# Records shown:
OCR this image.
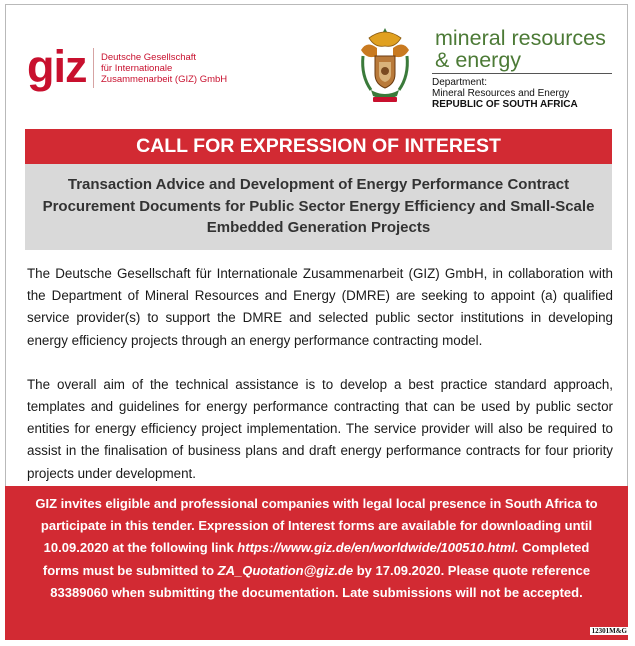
giz Deutsche Gesellschaft
für Internationale
Zusammenarbeit (GIZ) GmbH
mineral resources
& energy
Department:
Mineral Resources and Energy
REPUBLIC OF SOUTH AFRICA
CALL FOR EXPRESSION OF INTEREST

Transaction Advice and Development of Energy Performance Contract Procurement Documents for Public Sector Energy Efficiency and Small-Scale Embedded Generation Projects

The Deutsche Gesellschaft für Internationale Zusammenarbeit (GIZ) GmbH, in collaboration with the Department of Mineral Resources and Energy (DMRE) are seeking to appoint (a) qualified service provider(s) to support the DMRE and selected public sector institutions in developing energy efficiency projects through an energy performance contracting model.

The overall aim of the technical assistance is to develop a best practice standard approach, templates and guidelines for energy performance contracting that can be used by public sector entities for energy efficiency project implementation. The service provider will also be required to assist in the finalisation of business plans and draft energy performance contracts for four priority projects under development.

GIZ invites eligible and professional companies with legal local presence in South Africa to participate in this tender. Expression of Interest forms are available for downloading until 10.09.2020 at the following link https://www.giz.de/en/worldwide/100510.html. Completed forms must be submitted to ZA_Quotation@giz.de by 17.09.2020. Please quote reference 83389060 when submitting the documentation. Late submissions will not be accepted.
12301M&G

# Given problem:
Work out the number of lines in this listing that include the word "GmbH". Reply with that number only.

# Completed task:
2